EXERCISE. Write out the material below exactly, beginning at the line that contains "Decode this image" and ending with its last line, both ends included; write nothing else.

-- -- --

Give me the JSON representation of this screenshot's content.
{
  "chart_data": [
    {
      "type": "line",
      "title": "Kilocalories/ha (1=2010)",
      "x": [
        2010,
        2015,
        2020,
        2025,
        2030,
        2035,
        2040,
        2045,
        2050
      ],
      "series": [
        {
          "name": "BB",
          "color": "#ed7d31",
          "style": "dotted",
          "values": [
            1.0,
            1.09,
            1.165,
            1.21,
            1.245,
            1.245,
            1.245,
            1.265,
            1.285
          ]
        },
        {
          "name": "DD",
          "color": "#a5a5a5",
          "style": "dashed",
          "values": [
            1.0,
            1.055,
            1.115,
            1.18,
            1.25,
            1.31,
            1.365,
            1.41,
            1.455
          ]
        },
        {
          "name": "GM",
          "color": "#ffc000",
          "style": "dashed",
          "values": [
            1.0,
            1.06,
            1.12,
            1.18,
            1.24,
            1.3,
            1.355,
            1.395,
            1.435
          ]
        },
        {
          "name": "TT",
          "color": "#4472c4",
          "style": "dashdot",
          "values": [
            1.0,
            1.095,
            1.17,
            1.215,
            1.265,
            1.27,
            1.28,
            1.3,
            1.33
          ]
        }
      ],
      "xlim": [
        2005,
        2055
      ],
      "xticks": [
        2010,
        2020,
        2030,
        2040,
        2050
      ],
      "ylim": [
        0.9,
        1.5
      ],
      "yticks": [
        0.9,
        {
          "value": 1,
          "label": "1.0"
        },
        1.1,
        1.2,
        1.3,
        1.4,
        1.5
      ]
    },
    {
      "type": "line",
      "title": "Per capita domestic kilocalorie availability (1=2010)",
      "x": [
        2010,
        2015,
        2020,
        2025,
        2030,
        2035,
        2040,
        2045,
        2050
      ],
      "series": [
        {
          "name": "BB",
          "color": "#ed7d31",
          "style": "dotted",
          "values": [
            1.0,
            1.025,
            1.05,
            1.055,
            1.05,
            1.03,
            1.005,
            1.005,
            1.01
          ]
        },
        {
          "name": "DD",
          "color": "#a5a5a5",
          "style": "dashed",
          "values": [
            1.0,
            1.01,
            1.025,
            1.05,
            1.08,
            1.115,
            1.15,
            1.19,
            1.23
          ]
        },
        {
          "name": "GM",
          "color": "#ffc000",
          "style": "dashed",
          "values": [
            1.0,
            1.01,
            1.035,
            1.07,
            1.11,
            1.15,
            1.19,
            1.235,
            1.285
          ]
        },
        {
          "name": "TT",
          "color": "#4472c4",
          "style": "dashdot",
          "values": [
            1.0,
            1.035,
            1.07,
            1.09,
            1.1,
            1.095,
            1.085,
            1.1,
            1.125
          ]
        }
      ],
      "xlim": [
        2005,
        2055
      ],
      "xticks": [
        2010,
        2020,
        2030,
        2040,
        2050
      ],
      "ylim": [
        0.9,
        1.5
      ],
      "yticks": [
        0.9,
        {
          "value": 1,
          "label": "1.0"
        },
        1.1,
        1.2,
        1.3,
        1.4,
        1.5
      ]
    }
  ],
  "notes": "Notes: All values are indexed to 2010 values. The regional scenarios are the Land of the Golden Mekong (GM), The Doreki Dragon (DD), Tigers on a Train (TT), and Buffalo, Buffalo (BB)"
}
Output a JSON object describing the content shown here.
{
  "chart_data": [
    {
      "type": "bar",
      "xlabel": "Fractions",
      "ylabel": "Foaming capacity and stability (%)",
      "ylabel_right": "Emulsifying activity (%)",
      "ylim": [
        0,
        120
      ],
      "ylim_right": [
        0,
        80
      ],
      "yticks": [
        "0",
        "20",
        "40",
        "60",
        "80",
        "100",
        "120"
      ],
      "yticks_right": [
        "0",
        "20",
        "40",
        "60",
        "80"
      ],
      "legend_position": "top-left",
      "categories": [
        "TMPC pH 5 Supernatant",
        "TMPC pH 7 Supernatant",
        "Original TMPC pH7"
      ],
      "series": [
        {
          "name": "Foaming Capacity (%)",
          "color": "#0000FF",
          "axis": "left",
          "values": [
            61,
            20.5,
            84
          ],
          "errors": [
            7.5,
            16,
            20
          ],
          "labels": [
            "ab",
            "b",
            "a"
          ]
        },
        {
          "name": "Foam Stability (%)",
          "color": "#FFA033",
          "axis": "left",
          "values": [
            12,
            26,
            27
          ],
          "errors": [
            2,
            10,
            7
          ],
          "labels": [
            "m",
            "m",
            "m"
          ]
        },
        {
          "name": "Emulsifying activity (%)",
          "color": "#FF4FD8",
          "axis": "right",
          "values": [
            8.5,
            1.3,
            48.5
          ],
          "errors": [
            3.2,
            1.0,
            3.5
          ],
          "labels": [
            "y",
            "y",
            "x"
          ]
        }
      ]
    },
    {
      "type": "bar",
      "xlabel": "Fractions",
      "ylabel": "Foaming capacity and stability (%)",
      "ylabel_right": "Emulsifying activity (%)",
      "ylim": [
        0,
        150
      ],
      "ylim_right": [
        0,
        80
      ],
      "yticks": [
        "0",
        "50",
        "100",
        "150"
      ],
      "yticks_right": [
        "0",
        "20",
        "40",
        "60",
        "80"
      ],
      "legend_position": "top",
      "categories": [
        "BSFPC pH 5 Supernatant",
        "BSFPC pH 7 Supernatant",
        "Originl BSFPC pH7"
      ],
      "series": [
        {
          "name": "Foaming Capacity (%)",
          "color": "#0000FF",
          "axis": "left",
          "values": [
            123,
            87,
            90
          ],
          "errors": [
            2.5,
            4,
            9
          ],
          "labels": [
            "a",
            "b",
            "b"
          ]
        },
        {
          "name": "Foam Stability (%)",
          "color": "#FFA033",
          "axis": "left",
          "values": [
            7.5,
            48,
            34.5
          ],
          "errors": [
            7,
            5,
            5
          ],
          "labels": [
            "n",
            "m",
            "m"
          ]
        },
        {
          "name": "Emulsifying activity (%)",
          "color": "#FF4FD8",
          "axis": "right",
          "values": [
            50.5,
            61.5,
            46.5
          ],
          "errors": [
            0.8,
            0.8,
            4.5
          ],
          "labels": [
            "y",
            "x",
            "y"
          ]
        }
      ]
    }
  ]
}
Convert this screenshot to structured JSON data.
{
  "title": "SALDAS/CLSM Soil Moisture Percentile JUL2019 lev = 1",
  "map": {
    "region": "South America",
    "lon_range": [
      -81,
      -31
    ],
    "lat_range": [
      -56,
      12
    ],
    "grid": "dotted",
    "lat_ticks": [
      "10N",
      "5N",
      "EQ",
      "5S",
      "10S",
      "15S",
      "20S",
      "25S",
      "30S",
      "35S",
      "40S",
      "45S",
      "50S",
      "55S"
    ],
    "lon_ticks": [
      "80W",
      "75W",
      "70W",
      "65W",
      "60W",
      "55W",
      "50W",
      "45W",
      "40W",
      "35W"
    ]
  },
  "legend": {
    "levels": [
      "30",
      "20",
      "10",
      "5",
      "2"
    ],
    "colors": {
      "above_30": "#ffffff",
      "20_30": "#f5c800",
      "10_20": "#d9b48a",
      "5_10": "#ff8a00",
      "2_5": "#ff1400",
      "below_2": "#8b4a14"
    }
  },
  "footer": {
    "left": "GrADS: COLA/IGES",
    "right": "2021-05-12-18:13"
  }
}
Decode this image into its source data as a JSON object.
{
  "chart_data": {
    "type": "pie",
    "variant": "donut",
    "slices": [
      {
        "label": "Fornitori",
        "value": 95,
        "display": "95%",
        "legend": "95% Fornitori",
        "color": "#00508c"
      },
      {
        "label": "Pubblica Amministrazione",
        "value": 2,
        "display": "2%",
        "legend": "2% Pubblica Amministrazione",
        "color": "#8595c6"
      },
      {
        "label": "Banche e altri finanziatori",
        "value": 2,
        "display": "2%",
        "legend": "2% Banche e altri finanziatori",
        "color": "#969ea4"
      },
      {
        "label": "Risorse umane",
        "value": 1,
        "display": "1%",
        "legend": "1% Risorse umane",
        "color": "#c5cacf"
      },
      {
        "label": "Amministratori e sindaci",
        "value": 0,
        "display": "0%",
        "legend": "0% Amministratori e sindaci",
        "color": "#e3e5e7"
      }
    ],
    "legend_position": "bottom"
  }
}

-- -- --

FULL ANSWER.
Decode this image into its source data as a JSON object.
{
  "chart_data": {
    "type": "pie",
    "variant": "donut",
    "slices": [
      {
        "label": "Fornitori",
        "value": 95,
        "display": "95%",
        "legend": "95% Fornitori",
        "color": "#00508c"
      },
      {
        "label": "Pubblica Amministrazione",
        "value": 2,
        "display": "2%",
        "legend": "2% Pubblica Amministrazione",
        "color": "#8595c6"
      },
      {
        "label": "Banche e altri finanziatori",
        "value": 2,
        "display": "2%",
        "legend": "2% Banche e altri finanziatori",
        "color": "#969ea4"
      },
      {
        "label": "Risorse umane",
        "value": 1,
        "display": "1%",
        "legend": "1% Risorse umane",
        "color": "#c5cacf"
      },
      {
        "label": "Amministratori e sindaci",
        "value": 0,
        "display": "0%",
        "legend": "0% Amministratori e sindaci",
        "color": "#e3e5e7"
      }
    ],
    "legend_position": "bottom"
  }
}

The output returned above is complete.